** Start Source passage **

From @galiacheng đź‘Ť

Update for new findings:

The “managedservervm2” that we investigated on was able to access “adminservervm” with hostname “adminservervm” after a restart.
Because after restart,  /etc/resolv.conf in “managedservervm2” was appended with a new search option “internal.cloudapp.net”.

To make “adminservervm.internal.cloudapp.net” visible to managedservervm2 DNS resolver, we can add the search option “internal.cloudapp.net” to /etc/resolv.conf, without a restart.
The DNS resolver will append the suffix to the hostname automatically when managedservervm2 accesses “adminservervm”.

From Microsoft.Network networkInterfaces template reference, we can specify “internalDomainNameSuffix” in the ARM template for internal VMs communication in the same network.

** End Source passage **
** Start Dataset **

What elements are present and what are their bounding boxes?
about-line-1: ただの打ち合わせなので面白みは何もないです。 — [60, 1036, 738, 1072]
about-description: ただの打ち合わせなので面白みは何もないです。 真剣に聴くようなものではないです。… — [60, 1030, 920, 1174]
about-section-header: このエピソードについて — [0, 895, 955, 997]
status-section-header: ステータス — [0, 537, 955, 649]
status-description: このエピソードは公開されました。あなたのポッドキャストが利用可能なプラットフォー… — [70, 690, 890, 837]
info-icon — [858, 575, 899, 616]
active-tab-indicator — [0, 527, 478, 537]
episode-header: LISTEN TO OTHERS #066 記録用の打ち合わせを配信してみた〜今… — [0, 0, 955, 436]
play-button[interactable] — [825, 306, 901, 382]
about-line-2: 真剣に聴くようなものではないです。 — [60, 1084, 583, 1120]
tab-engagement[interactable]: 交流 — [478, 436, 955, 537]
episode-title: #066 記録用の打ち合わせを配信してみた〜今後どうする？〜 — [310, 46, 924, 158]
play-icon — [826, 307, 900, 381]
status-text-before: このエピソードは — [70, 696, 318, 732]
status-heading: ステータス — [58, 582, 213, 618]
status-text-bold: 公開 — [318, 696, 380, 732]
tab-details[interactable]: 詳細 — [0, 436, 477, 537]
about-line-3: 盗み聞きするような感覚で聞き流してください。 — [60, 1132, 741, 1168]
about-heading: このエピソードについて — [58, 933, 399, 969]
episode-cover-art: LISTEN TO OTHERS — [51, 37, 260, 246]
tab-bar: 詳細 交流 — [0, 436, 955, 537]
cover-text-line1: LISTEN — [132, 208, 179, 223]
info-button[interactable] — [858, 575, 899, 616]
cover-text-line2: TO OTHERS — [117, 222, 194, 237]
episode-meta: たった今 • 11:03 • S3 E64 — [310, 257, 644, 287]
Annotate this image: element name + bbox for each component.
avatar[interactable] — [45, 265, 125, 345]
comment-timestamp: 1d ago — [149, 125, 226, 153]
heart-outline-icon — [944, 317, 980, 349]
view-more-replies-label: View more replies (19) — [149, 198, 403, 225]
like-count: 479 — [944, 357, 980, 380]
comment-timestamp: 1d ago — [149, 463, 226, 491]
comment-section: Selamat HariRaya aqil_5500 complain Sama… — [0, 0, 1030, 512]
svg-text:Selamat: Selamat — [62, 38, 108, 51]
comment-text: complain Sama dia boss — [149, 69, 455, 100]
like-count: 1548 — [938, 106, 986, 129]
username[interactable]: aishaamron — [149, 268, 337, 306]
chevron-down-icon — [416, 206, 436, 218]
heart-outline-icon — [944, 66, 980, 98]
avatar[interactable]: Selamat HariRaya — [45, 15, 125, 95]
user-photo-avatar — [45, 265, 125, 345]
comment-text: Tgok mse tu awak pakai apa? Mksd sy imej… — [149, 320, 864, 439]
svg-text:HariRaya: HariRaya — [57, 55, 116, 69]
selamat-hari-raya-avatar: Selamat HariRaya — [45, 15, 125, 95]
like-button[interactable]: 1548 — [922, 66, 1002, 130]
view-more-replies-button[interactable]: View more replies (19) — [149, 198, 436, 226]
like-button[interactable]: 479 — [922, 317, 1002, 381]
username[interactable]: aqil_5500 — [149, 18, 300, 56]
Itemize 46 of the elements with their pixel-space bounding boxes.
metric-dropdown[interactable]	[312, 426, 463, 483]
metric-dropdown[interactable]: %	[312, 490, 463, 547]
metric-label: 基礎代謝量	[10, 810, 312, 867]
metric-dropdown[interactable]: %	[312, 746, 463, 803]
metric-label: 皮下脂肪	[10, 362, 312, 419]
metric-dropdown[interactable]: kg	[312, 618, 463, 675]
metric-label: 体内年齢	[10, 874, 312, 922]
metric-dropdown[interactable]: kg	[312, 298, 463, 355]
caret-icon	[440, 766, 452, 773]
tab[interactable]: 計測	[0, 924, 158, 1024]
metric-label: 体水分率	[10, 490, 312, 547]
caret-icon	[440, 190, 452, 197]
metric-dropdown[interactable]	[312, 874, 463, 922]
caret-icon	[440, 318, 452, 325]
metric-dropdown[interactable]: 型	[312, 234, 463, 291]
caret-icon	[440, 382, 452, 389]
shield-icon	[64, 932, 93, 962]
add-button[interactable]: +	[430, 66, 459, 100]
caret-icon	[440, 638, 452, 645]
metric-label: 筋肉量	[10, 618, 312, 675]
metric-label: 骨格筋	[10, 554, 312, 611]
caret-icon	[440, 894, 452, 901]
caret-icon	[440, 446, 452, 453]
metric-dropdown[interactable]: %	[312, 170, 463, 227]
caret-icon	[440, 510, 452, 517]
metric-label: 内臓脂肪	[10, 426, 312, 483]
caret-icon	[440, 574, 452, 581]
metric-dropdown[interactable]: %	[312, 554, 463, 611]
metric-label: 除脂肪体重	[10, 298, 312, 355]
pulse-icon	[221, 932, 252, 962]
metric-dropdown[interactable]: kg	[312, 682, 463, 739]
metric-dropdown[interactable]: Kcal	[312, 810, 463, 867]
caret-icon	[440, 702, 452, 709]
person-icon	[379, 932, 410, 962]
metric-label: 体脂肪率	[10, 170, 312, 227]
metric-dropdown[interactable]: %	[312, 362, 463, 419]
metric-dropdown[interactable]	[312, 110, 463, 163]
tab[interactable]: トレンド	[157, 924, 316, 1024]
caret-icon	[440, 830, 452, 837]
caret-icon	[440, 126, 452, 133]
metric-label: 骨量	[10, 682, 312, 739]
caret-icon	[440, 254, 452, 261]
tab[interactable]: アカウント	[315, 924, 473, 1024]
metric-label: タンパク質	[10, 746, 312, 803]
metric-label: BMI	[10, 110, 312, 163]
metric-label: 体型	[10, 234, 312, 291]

** End Dataset **

Jobs
1. In the passage about DNS name resolution, repeat everything from "Update for new" down to "the same network.".
2. According to the passage about DNS name resolution, which search option was appended to /etc/resolv.conf in "managedservervm2" after the restart?
The material after the passage about DNS name resolution is a separate set of records.

Answer set
1.
Update for new findings:

The “managedservervm2” that we investigated on was able to access “adminservervm” with hostname “adminservervm” after a restart.
Because after restart,  /etc/resolv.conf in “managedservervm2” was appended with a new search option “internal.cloudapp.net”.

To make “adminservervm.internal.cloudapp.net” visible to managedservervm2 DNS resolver, we can add the search option “internal.cloudapp.net” to /etc/resolv.conf, without a restart.
The DNS resolver will append the suffix to the hostname automatically when managedservervm2 accesses “adminservervm”.

From Microsoft.Network networkInterfaces template reference, we can specify “internalDomainNameSuffix” in the ARM template for internal VMs communication in the same network.

2. internal.cloudapp.net